• _Required work_:
Records follow. Copy every line with "main".

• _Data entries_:
# # # #

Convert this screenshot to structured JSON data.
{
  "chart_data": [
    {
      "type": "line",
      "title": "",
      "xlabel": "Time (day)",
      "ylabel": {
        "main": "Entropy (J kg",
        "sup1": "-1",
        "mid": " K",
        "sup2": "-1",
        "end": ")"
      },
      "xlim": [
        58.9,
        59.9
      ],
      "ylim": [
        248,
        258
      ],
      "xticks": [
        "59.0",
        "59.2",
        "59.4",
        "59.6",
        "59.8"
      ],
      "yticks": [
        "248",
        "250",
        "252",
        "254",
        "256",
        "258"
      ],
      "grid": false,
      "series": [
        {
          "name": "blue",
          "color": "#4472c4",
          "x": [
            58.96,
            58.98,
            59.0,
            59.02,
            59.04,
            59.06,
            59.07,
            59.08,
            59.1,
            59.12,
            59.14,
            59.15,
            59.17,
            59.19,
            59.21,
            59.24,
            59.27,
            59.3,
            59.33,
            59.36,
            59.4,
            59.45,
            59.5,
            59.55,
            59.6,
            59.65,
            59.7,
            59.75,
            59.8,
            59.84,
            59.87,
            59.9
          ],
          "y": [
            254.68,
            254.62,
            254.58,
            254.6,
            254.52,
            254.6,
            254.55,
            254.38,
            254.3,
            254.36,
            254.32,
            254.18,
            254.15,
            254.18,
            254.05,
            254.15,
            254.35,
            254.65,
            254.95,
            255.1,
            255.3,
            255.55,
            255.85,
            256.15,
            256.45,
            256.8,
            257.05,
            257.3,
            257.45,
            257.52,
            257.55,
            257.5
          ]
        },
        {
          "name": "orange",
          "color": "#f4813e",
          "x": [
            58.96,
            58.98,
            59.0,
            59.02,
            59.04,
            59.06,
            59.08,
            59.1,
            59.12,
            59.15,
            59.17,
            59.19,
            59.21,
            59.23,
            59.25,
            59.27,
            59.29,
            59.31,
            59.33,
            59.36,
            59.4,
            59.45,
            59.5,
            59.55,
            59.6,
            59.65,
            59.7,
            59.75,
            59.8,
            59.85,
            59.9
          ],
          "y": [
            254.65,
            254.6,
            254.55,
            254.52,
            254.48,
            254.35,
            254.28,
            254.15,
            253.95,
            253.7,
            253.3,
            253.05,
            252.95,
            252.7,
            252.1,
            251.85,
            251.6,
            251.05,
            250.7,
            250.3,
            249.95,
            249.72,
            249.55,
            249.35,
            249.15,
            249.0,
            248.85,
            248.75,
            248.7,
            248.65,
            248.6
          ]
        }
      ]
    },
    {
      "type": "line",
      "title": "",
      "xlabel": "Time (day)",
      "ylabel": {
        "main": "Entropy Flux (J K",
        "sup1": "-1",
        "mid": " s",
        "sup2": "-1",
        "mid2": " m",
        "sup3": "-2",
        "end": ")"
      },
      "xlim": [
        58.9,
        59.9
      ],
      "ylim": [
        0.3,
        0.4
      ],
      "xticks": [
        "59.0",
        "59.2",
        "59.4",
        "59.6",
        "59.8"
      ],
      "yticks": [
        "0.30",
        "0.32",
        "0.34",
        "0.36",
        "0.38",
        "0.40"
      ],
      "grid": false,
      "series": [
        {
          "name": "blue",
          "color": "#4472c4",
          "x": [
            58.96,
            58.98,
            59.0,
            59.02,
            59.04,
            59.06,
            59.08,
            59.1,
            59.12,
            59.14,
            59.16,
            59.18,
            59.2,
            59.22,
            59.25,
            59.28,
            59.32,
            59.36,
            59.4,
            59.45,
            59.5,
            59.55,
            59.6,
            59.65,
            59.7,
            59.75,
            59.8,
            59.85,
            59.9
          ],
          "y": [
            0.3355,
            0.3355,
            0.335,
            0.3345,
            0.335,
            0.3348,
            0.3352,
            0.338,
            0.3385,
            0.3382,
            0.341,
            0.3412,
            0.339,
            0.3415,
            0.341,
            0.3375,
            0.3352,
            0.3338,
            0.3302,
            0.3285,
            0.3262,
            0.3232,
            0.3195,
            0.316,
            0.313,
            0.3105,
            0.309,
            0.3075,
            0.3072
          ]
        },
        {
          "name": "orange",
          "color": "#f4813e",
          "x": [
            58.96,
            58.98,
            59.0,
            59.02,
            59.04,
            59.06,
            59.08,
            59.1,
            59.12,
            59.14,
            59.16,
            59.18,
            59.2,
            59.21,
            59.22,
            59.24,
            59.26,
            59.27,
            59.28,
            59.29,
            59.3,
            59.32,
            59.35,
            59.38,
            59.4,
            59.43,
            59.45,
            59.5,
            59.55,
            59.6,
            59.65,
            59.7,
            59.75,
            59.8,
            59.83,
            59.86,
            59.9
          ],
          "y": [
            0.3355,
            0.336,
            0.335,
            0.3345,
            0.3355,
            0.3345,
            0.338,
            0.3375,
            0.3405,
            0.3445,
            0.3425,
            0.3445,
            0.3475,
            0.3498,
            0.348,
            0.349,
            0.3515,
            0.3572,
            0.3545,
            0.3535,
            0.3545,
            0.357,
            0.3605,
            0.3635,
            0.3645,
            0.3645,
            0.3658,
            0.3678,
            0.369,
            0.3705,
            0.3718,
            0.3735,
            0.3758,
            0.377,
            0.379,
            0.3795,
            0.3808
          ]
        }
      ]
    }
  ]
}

# # # #

• _Task response_:
        "main": "Entropy (J kg",
        "main": "Entropy Flux (J K",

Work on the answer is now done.